Required work: How many of the lines below contain "komunikatów"? Answer with that number alone.

Source material:
+++++

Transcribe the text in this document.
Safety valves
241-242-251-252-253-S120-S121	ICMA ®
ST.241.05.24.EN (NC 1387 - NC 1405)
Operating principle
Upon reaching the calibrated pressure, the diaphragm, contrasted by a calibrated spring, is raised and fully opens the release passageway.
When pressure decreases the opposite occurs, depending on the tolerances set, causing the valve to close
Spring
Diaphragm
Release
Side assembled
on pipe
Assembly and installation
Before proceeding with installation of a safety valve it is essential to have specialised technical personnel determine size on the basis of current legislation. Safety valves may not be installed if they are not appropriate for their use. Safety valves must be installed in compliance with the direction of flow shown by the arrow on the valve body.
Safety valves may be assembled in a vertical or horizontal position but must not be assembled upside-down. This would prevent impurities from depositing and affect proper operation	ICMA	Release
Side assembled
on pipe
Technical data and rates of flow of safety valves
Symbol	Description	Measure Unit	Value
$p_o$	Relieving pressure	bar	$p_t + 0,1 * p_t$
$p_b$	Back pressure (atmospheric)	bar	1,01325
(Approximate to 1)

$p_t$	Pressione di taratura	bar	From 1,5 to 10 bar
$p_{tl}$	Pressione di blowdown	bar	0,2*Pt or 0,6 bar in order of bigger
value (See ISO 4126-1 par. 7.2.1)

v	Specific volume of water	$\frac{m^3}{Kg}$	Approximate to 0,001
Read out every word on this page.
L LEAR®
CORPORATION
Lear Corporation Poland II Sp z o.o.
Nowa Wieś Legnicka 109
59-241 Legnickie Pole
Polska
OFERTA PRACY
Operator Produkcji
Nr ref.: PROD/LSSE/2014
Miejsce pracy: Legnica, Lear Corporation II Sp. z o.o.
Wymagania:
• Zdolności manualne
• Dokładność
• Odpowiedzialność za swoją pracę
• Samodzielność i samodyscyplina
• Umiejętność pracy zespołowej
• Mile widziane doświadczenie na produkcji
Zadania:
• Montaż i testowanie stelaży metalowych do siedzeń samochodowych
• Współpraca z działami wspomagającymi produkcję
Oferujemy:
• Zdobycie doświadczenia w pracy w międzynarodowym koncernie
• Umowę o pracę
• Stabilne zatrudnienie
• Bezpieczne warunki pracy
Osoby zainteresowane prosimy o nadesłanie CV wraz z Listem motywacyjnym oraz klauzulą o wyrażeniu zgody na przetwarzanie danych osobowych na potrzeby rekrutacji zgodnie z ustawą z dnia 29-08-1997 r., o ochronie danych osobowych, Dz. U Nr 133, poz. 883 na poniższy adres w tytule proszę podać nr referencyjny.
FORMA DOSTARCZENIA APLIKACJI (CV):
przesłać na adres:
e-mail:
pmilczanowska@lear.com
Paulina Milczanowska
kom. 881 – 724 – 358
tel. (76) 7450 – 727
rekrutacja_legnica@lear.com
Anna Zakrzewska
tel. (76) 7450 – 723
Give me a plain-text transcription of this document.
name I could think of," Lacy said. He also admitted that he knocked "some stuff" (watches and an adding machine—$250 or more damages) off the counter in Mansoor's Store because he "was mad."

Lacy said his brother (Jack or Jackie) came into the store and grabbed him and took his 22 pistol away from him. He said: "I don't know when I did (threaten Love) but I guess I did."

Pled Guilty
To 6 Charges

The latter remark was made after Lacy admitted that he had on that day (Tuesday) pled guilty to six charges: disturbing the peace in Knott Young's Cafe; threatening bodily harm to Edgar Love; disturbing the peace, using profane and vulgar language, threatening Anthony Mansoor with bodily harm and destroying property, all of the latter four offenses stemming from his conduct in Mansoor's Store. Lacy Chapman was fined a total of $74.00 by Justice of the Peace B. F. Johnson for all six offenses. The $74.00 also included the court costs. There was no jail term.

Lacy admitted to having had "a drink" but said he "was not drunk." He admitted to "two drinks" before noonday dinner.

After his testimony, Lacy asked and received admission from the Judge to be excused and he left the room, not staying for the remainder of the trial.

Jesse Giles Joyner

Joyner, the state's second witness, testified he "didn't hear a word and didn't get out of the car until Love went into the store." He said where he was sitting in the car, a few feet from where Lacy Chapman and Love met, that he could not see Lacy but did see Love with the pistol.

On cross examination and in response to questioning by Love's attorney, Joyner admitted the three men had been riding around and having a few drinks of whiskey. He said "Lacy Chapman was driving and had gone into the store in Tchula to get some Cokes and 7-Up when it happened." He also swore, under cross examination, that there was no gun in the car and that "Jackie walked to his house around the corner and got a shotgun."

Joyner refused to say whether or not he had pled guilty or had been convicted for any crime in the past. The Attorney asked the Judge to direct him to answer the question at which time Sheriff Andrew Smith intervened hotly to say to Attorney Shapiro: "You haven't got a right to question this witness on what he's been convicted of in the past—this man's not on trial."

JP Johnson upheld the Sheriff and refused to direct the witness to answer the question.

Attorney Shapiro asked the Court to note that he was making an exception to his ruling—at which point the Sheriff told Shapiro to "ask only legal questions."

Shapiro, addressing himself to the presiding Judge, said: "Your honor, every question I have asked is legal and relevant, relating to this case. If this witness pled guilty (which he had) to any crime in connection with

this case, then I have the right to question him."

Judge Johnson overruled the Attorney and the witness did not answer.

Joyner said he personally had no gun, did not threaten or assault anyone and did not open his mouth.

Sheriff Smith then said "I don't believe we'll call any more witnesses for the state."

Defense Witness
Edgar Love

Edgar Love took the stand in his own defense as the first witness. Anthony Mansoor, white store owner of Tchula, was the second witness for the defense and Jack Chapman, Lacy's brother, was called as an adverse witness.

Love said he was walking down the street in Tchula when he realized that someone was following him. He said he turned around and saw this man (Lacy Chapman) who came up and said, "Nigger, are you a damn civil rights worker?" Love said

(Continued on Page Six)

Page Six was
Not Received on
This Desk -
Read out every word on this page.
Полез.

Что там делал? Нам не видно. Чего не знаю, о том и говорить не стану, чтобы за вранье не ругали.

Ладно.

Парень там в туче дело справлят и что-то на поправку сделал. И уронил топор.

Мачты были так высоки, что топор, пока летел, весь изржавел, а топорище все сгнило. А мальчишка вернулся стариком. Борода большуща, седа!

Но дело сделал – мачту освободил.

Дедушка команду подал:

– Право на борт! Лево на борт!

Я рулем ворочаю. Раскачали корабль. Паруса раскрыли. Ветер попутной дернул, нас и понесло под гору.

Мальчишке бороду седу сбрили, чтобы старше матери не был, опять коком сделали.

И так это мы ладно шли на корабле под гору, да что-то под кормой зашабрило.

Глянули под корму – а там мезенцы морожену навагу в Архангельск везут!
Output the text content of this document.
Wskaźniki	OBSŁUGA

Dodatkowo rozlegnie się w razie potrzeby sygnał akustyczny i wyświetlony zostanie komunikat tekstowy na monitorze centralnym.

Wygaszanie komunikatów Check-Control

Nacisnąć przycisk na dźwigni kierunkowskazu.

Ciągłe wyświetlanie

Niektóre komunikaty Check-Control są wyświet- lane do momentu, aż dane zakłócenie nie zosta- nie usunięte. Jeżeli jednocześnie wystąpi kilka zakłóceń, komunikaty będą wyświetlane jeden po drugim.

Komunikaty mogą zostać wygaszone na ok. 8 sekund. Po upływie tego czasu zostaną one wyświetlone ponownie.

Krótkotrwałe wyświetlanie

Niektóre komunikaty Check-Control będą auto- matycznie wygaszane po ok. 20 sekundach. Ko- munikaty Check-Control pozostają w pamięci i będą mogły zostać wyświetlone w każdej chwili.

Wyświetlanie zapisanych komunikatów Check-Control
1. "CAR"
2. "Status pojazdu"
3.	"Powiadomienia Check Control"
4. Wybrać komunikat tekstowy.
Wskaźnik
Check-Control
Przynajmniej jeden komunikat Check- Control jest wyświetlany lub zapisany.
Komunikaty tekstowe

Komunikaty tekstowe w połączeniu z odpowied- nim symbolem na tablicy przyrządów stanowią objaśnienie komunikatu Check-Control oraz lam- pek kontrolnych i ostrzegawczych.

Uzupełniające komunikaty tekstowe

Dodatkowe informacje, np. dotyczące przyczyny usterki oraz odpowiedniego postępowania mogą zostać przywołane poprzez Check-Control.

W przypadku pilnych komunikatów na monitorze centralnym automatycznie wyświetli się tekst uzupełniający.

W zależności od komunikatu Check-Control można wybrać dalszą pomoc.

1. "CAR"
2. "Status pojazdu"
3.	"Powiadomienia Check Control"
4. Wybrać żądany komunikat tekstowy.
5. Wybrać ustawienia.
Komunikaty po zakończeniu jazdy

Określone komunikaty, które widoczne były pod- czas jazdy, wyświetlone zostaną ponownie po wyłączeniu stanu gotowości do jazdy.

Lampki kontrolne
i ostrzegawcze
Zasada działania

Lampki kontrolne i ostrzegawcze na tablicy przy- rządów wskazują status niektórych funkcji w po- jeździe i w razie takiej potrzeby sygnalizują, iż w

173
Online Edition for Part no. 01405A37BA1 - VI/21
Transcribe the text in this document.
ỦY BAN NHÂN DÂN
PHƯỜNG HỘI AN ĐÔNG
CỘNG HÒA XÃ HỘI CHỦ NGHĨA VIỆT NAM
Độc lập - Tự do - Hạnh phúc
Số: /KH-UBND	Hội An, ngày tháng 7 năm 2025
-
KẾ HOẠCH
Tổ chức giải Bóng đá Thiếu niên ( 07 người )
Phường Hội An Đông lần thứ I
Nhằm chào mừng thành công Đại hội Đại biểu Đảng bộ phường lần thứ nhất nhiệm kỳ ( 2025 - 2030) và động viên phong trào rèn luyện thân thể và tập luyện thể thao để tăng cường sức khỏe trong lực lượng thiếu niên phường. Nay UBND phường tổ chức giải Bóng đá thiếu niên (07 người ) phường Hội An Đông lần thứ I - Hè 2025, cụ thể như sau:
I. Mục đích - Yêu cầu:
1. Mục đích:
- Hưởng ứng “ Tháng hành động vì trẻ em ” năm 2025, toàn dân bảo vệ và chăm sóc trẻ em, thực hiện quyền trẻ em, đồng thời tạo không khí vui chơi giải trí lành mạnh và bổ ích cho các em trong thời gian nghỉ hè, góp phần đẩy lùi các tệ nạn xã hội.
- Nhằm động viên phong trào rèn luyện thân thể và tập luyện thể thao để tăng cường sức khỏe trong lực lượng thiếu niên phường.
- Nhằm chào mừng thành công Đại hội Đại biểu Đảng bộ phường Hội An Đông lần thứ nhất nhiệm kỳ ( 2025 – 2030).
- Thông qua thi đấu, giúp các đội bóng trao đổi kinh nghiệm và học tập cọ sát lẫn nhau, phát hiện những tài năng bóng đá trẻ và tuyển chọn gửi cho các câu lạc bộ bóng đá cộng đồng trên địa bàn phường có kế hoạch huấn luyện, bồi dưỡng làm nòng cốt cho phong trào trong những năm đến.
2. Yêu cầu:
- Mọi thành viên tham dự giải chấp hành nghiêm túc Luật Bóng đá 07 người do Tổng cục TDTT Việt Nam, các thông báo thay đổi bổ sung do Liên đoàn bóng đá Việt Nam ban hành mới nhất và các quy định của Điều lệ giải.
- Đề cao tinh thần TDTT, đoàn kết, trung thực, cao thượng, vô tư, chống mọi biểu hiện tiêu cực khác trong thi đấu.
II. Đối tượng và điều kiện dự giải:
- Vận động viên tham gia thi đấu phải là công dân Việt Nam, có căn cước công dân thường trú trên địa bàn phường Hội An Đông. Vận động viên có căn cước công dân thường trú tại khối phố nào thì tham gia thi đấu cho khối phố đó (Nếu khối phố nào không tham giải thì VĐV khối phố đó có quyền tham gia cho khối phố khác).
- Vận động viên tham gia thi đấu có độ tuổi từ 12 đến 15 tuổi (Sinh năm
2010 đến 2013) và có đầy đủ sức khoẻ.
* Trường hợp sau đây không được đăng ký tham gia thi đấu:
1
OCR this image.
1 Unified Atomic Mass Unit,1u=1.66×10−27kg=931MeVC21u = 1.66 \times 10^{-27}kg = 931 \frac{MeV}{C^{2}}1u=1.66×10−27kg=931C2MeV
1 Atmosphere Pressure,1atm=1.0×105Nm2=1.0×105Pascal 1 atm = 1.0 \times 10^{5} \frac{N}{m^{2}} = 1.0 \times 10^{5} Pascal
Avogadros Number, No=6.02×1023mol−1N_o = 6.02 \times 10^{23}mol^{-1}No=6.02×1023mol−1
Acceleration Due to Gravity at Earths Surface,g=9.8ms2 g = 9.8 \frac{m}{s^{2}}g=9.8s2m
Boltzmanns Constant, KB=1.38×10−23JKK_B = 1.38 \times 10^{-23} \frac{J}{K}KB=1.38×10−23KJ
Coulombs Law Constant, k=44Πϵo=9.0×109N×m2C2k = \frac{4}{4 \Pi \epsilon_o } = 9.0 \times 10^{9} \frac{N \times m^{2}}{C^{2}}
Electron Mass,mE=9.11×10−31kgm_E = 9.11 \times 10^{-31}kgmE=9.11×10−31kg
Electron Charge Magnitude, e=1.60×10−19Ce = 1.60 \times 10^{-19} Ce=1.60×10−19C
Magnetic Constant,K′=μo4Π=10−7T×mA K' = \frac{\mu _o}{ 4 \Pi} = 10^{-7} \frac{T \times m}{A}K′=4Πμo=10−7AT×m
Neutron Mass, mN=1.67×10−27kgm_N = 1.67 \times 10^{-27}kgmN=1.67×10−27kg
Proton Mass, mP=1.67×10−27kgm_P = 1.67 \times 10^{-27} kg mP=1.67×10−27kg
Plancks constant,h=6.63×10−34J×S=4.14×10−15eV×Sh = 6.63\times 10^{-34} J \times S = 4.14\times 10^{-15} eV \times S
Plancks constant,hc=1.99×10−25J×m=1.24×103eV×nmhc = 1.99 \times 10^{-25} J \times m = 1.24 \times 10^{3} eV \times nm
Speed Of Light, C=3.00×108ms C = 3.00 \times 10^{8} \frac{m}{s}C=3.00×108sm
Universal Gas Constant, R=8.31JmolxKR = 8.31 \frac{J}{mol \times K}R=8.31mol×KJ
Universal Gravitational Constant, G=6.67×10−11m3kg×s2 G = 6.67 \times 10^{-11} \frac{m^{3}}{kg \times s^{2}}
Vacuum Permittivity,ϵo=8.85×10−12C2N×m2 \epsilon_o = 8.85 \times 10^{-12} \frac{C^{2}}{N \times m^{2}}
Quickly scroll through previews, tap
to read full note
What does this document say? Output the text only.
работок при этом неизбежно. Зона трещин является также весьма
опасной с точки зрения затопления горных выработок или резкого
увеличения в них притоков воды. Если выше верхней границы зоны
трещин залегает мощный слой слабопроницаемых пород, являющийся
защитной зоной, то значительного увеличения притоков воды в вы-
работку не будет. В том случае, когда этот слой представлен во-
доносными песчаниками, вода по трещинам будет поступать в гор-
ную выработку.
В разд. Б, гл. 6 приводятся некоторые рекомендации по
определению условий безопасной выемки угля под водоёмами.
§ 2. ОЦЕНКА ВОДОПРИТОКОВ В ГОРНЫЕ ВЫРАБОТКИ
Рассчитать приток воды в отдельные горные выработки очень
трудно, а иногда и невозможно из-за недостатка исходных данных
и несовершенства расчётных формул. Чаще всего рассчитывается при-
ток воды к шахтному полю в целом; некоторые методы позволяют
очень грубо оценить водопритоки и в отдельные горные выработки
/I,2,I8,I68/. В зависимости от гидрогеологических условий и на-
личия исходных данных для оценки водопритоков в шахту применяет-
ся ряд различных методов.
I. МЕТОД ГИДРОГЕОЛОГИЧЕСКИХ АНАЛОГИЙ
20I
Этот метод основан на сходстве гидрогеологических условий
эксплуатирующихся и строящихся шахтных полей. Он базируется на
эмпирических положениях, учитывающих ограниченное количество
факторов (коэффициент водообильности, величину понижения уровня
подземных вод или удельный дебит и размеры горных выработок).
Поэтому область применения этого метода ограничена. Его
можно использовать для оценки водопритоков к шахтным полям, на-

+++++

Response: 3